[SET TASK] Count how many lines of the data below contain the string "UnsupportedOperationException"; the reply should be that number alone.

·····

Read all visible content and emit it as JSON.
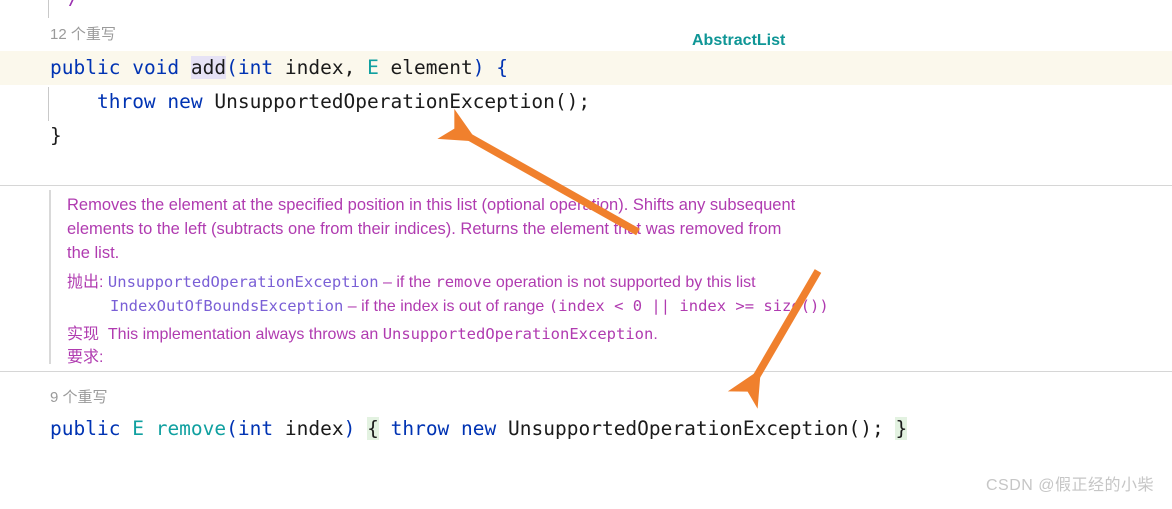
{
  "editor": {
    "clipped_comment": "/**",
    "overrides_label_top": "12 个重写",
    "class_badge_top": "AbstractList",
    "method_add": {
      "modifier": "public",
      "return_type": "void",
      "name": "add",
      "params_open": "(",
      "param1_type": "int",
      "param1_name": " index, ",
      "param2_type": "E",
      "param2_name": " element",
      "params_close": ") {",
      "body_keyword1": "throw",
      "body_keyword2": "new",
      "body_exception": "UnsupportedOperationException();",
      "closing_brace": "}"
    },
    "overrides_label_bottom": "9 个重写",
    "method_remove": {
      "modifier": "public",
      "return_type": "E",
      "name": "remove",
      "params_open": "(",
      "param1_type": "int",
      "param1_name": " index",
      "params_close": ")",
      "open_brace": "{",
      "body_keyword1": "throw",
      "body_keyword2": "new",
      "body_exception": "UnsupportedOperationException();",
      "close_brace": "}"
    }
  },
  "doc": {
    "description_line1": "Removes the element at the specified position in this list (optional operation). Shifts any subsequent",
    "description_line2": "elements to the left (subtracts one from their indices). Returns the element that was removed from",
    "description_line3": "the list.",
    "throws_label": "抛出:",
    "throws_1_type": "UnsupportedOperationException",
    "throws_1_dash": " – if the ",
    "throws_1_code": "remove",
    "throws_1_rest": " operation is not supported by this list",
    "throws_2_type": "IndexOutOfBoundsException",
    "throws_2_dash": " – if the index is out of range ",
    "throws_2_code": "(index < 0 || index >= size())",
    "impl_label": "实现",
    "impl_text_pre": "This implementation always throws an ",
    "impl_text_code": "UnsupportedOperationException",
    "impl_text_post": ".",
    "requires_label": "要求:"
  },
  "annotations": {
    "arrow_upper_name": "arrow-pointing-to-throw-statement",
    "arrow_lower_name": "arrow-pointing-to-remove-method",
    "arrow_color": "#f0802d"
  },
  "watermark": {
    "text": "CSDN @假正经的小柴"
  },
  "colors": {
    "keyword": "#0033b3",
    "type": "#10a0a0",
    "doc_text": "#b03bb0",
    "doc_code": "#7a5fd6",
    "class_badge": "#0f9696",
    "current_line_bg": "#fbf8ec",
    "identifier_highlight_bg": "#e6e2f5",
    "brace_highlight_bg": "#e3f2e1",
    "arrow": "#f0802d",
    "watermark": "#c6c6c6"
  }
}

·····

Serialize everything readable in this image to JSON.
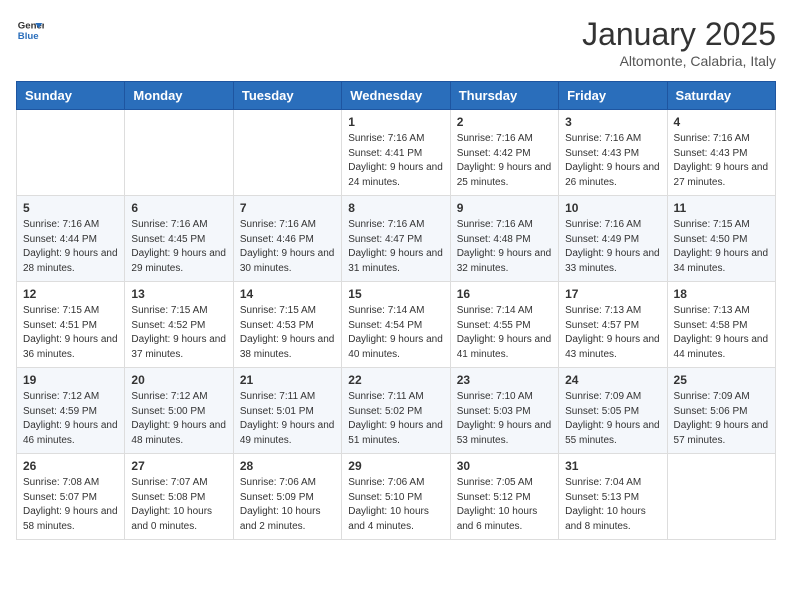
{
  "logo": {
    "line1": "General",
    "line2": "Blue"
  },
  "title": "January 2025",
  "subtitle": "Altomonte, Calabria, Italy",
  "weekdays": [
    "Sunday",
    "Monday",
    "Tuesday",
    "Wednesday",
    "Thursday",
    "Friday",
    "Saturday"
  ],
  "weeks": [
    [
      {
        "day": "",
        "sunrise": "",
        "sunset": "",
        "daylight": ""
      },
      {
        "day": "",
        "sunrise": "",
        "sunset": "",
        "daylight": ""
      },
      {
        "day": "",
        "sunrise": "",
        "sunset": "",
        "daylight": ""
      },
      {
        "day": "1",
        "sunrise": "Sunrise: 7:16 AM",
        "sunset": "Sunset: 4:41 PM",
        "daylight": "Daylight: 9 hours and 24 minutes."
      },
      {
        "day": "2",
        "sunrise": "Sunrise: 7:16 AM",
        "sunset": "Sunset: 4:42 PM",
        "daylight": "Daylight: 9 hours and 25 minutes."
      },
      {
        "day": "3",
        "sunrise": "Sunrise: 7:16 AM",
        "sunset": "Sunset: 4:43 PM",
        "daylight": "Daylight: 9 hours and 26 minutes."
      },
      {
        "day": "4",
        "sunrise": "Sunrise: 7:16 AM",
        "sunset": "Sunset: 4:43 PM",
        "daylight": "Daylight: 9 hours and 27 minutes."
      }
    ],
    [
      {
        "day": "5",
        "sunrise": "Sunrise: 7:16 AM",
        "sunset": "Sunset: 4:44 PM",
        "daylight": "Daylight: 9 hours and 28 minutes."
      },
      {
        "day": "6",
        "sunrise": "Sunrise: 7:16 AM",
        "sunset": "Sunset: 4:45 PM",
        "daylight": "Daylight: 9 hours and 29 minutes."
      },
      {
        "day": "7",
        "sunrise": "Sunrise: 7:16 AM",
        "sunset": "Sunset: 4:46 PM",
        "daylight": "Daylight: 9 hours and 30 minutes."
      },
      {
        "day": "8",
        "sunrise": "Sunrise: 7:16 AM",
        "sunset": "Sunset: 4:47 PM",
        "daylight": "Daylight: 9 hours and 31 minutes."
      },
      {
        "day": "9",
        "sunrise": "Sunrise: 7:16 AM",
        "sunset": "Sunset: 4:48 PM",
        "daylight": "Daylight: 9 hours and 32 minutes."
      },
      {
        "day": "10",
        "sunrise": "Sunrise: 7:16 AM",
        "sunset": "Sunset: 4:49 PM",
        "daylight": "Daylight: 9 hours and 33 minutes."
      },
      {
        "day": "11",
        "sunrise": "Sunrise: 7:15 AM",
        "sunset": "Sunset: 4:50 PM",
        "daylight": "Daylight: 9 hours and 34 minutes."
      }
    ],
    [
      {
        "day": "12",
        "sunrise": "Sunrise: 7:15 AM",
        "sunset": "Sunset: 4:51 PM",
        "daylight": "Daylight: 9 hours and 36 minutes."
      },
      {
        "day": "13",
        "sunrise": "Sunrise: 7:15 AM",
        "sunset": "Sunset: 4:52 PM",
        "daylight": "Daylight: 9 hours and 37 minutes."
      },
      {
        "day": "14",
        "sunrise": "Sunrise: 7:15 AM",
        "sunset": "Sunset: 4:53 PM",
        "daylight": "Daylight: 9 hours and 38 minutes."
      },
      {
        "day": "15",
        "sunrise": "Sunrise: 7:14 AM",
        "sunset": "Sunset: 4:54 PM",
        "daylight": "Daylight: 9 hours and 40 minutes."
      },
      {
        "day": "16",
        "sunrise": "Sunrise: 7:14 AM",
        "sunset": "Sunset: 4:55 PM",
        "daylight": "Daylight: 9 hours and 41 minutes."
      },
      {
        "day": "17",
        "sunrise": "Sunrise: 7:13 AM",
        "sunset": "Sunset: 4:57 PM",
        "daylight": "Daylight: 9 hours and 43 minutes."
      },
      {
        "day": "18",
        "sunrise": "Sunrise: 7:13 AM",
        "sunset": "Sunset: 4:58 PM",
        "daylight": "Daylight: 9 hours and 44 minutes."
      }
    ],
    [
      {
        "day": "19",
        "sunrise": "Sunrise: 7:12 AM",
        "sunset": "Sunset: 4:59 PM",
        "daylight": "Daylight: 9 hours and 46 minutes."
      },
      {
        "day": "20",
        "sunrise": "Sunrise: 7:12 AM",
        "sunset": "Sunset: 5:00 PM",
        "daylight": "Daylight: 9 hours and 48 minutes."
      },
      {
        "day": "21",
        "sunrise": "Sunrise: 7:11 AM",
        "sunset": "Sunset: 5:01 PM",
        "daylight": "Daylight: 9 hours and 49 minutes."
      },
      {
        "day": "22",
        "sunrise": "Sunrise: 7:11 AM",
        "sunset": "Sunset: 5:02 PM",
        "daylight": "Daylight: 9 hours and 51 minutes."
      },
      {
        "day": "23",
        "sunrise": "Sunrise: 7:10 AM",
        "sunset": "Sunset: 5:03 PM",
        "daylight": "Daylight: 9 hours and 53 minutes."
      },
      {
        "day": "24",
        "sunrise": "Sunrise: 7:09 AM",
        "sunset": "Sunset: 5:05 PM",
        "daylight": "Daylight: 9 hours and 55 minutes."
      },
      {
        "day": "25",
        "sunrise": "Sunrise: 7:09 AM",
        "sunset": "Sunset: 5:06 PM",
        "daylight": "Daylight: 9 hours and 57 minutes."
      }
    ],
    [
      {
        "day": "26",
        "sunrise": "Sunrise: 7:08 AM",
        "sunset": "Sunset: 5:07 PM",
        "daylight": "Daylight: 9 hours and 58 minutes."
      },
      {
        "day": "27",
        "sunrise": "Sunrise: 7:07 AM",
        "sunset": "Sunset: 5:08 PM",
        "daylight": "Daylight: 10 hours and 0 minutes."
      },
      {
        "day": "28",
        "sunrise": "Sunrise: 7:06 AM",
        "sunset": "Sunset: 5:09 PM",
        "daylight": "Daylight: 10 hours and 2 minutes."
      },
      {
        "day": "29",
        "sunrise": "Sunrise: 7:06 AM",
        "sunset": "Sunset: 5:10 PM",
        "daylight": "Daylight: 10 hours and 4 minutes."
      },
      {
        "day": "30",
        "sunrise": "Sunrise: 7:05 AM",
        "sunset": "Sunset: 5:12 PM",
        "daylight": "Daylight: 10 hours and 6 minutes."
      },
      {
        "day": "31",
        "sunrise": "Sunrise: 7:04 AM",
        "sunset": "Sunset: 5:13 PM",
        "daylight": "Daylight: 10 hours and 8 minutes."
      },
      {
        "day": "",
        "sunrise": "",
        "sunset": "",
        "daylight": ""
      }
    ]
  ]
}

·····

[SOLUTION] 4